Retype, exactly and with nothing added, the lines from the one showing "Serialize everything readable" through the final line of the material. Omit pictures.

#### [ENTRIES PROVIDED]
______

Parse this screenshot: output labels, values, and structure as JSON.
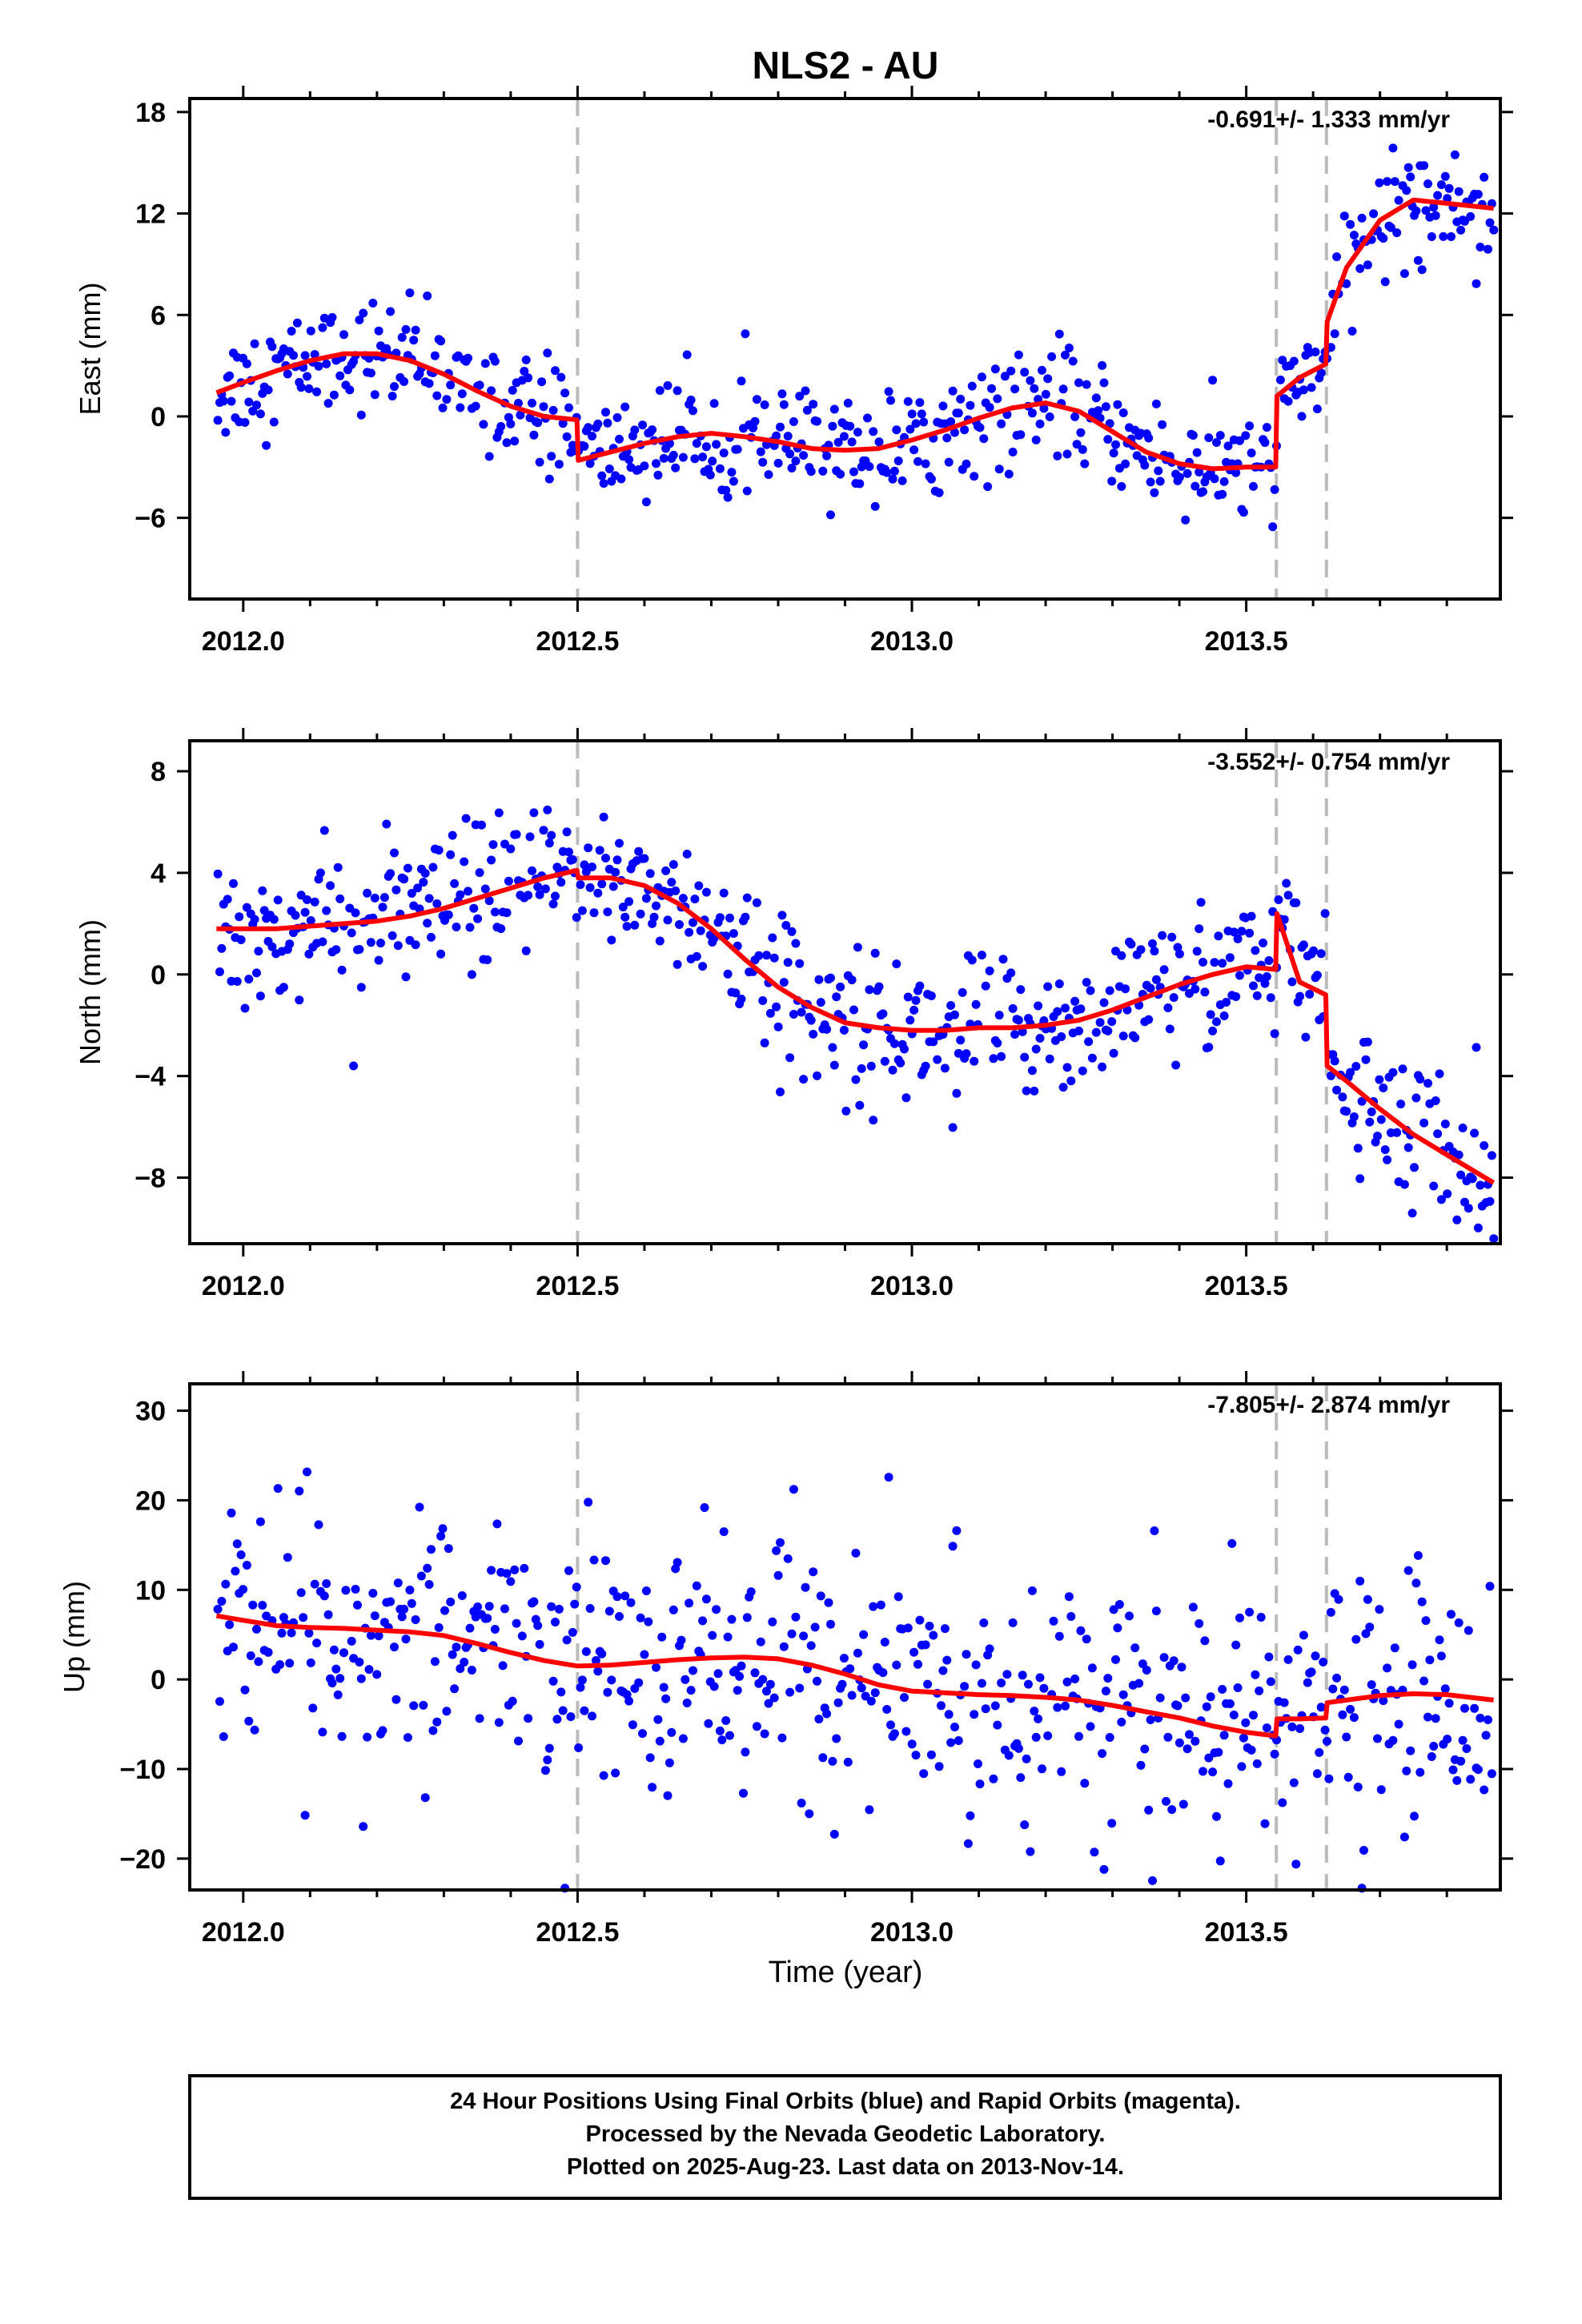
{
  "title": "NLS2 - AU",
  "xlabel": "Time (year)",
  "footer": {
    "line1": "24 Hour Positions Using Final Orbits (blue) and Rapid Orbits (magenta).",
    "line2": "Processed by the Nevada Geodetic Laboratory.",
    "line3": "Plotted on 2025-Aug-23. Last data on 2013-Nov-14."
  },
  "colors": {
    "points": "#0000ff",
    "model": "#ff0000",
    "breaks": "#bbbbbb",
    "frame": "#000000"
  },
  "chart_data": [
    {
      "type": "scatter",
      "component": "east",
      "ylabel": "East (mm)",
      "rate_label": "-0.691+/- 1.333 mm/yr",
      "xlim": [
        2011.92,
        2013.88
      ],
      "ylim": [
        -10.8,
        18.8
      ],
      "xticks": [
        2012.0,
        2012.5,
        2013.0,
        2013.5
      ],
      "xtick_labels": [
        "2012.0",
        "2012.5",
        "2013.0",
        "2013.5"
      ],
      "yticks": [
        -6,
        0,
        6,
        12,
        18
      ],
      "ytick_labels": [
        "−6",
        "0",
        "6",
        "12",
        "18"
      ],
      "breaks": [
        2012.5,
        2013.545,
        2013.62
      ],
      "model": {
        "x": [
          2011.96,
          2012.0,
          2012.05,
          2012.1,
          2012.15,
          2012.2,
          2012.25,
          2012.3,
          2012.35,
          2012.4,
          2012.45,
          2012.499,
          2012.501,
          2012.55,
          2012.6,
          2012.65,
          2012.7,
          2012.75,
          2012.8,
          2012.85,
          2012.9,
          2012.95,
          2013.0,
          2013.05,
          2013.1,
          2013.15,
          2013.2,
          2013.25,
          2013.3,
          2013.35,
          2013.4,
          2013.45,
          2013.5,
          2013.544,
          2013.546,
          2013.58,
          2013.619,
          2013.621,
          2013.65,
          2013.7,
          2013.75,
          2013.8,
          2013.87
        ],
        "y": [
          1.4,
          2.0,
          2.7,
          3.3,
          3.7,
          3.7,
          3.3,
          2.5,
          1.5,
          0.6,
          0.0,
          -0.2,
          -2.6,
          -2.1,
          -1.6,
          -1.2,
          -1.0,
          -1.2,
          -1.5,
          -1.9,
          -2.0,
          -1.9,
          -1.4,
          -0.8,
          -0.1,
          0.5,
          0.8,
          0.3,
          -0.9,
          -2.1,
          -2.8,
          -3.1,
          -3.0,
          -3.0,
          1.2,
          2.3,
          3.1,
          5.6,
          8.8,
          11.6,
          12.8,
          12.6,
          12.3
        ]
      },
      "points_note": "~650 daily positions between 2011.96 and 2013.87 scattering about the model"
    },
    {
      "type": "scatter",
      "component": "north",
      "ylabel": "North (mm)",
      "rate_label": "-3.552+/- 0.754 mm/yr",
      "xlim": [
        2011.92,
        2013.88
      ],
      "ylim": [
        -10.6,
        9.2
      ],
      "xticks": [
        2012.0,
        2012.5,
        2013.0,
        2013.5
      ],
      "xtick_labels": [
        "2012.0",
        "2012.5",
        "2013.0",
        "2013.5"
      ],
      "yticks": [
        -8,
        -4,
        0,
        4,
        8
      ],
      "ytick_labels": [
        "−8",
        "−4",
        "0",
        "4",
        "8"
      ],
      "breaks": [
        2012.5,
        2013.545,
        2013.62
      ],
      "model": {
        "x": [
          2011.96,
          2012.0,
          2012.05,
          2012.1,
          2012.15,
          2012.2,
          2012.25,
          2012.3,
          2012.35,
          2012.4,
          2012.45,
          2012.499,
          2012.501,
          2012.55,
          2012.6,
          2012.65,
          2012.7,
          2012.75,
          2012.8,
          2012.85,
          2012.9,
          2012.95,
          2013.0,
          2013.05,
          2013.1,
          2013.15,
          2013.2,
          2013.25,
          2013.3,
          2013.35,
          2013.4,
          2013.45,
          2013.5,
          2013.544,
          2013.546,
          2013.58,
          2013.619,
          2013.621,
          2013.65,
          2013.7,
          2013.75,
          2013.8,
          2013.87
        ],
        "y": [
          1.8,
          1.8,
          1.8,
          1.9,
          2.0,
          2.1,
          2.3,
          2.6,
          3.0,
          3.4,
          3.8,
          4.1,
          3.8,
          3.8,
          3.5,
          2.8,
          1.8,
          0.6,
          -0.5,
          -1.3,
          -1.9,
          -2.1,
          -2.2,
          -2.2,
          -2.1,
          -2.1,
          -2.0,
          -1.8,
          -1.4,
          -0.9,
          -0.4,
          0.0,
          0.3,
          0.2,
          2.4,
          -0.3,
          -0.8,
          -3.6,
          -4.2,
          -5.3,
          -6.3,
          -7.1,
          -8.2
        ]
      },
      "points_note": "~650 daily positions between 2011.96 and 2013.87 scattering about the model"
    },
    {
      "type": "scatter",
      "component": "up",
      "ylabel": "Up (mm)",
      "rate_label": "-7.805+/- 2.874 mm/yr",
      "xlim": [
        2011.92,
        2013.88
      ],
      "ylim": [
        -23.5,
        33.0
      ],
      "xticks": [
        2012.0,
        2012.5,
        2013.0,
        2013.5
      ],
      "xtick_labels": [
        "2012.0",
        "2012.5",
        "2013.0",
        "2013.5"
      ],
      "yticks": [
        -20,
        -10,
        0,
        10,
        20,
        30
      ],
      "ytick_labels": [
        "−20",
        "−10",
        "0",
        "10",
        "20",
        "30"
      ],
      "breaks": [
        2012.5,
        2013.545,
        2013.62
      ],
      "model": {
        "x": [
          2011.96,
          2012.0,
          2012.05,
          2012.1,
          2012.15,
          2012.2,
          2012.25,
          2012.3,
          2012.35,
          2012.4,
          2012.45,
          2012.5,
          2012.55,
          2012.6,
          2012.65,
          2012.7,
          2012.75,
          2012.8,
          2012.85,
          2012.9,
          2012.95,
          2013.0,
          2013.05,
          2013.1,
          2013.15,
          2013.2,
          2013.25,
          2013.3,
          2013.35,
          2013.4,
          2013.45,
          2013.5,
          2013.544,
          2013.546,
          2013.58,
          2013.619,
          2013.621,
          2013.65,
          2013.7,
          2013.75,
          2013.8,
          2013.87
        ],
        "y": [
          7.1,
          6.6,
          6.0,
          5.8,
          5.7,
          5.5,
          5.3,
          4.9,
          4.0,
          3.0,
          2.1,
          1.5,
          1.6,
          1.9,
          2.2,
          2.4,
          2.5,
          2.3,
          1.6,
          0.6,
          -0.6,
          -1.3,
          -1.5,
          -1.7,
          -1.8,
          -2.0,
          -2.3,
          -2.9,
          -3.6,
          -4.3,
          -5.2,
          -5.9,
          -6.3,
          -4.4,
          -4.4,
          -4.3,
          -2.6,
          -2.3,
          -1.8,
          -1.6,
          -1.7,
          -2.3
        ]
      },
      "points_note": "~650 daily positions between 2011.96 and 2013.87 scattering about the model"
    }
  ]
}
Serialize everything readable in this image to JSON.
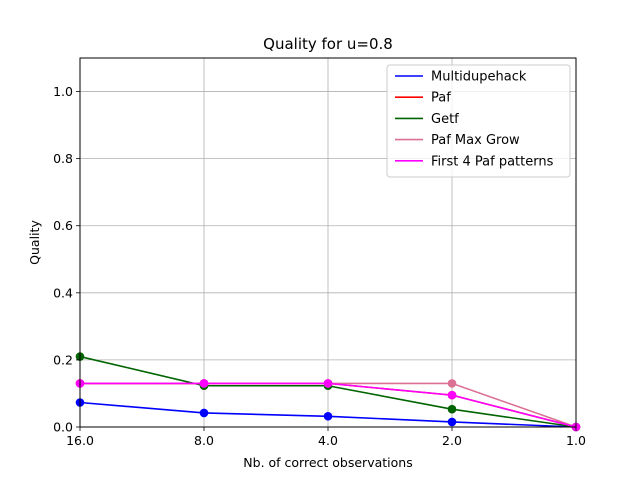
{
  "chart_data": {
    "type": "line",
    "title": "Quality for u=0.8",
    "xlabel": "Nb. of correct observations",
    "ylabel": "Quality",
    "categories": [
      "16.0",
      "8.0",
      "4.0",
      "2.0",
      "1.0"
    ],
    "x": [
      16.0,
      8.0,
      4.0,
      2.0,
      1.0
    ],
    "x_scale": "log2",
    "x_reversed": true,
    "xlim": [
      16.0,
      1.0
    ],
    "ylim": [
      0.0,
      1.1
    ],
    "yticks": [
      "0.0",
      "0.2",
      "0.4",
      "0.6",
      "0.8",
      "1.0"
    ],
    "grid": true,
    "legend_position": "top-right",
    "series": [
      {
        "name": "Multidupehack",
        "color": "#0000ff",
        "values": [
          0.073,
          0.042,
          0.032,
          0.015,
          0.0
        ]
      },
      {
        "name": "Paf",
        "color": "#ff0000",
        "values": [
          0.13,
          0.13,
          0.13,
          0.095,
          0.0
        ]
      },
      {
        "name": "Getf",
        "color": "#006400",
        "values": [
          0.21,
          0.123,
          0.123,
          0.053,
          0.0
        ]
      },
      {
        "name": "Paf Max Grow",
        "color": "#db7093",
        "values": [
          0.13,
          0.13,
          0.13,
          0.13,
          0.0
        ]
      },
      {
        "name": "First 4 Paf patterns",
        "color": "#ff00ff",
        "values": [
          0.13,
          0.13,
          0.13,
          0.095,
          0.0
        ]
      }
    ]
  }
}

______

#### [RESPONSE FOR THIS EXERCISE]
Serialize everything readable in this image to JSON.
{
  "chart_data": {
    "type": "line",
    "title": "Quality for u=0.8",
    "xlabel": "Nb. of correct observations",
    "ylabel": "Quality",
    "categories": [
      "16.0",
      "8.0",
      "4.0",
      "2.0",
      "1.0"
    ],
    "x": [
      16.0,
      8.0,
      4.0,
      2.0,
      1.0
    ],
    "x_scale": "log2",
    "x_reversed": true,
    "xlim": [
      16.0,
      1.0
    ],
    "ylim": [
      0.0,
      1.1
    ],
    "yticks": [
      "0.0",
      "0.2",
      "0.4",
      "0.6",
      "0.8",
      "1.0"
    ],
    "grid": true,
    "legend_position": "top-right",
    "series": [
      {
        "name": "Multidupehack",
        "color": "#0000ff",
        "values": [
          0.073,
          0.042,
          0.032,
          0.015,
          0.0
        ]
      },
      {
        "name": "Paf",
        "color": "#ff0000",
        "values": [
          0.13,
          0.13,
          0.13,
          0.095,
          0.0
        ]
      },
      {
        "name": "Getf",
        "color": "#006400",
        "values": [
          0.21,
          0.123,
          0.123,
          0.053,
          0.0
        ]
      },
      {
        "name": "Paf Max Grow",
        "color": "#db7093",
        "values": [
          0.13,
          0.13,
          0.13,
          0.13,
          0.0
        ]
      },
      {
        "name": "First 4 Paf patterns",
        "color": "#ff00ff",
        "values": [
          0.13,
          0.13,
          0.13,
          0.095,
          0.0
        ]
      }
    ]
  }
}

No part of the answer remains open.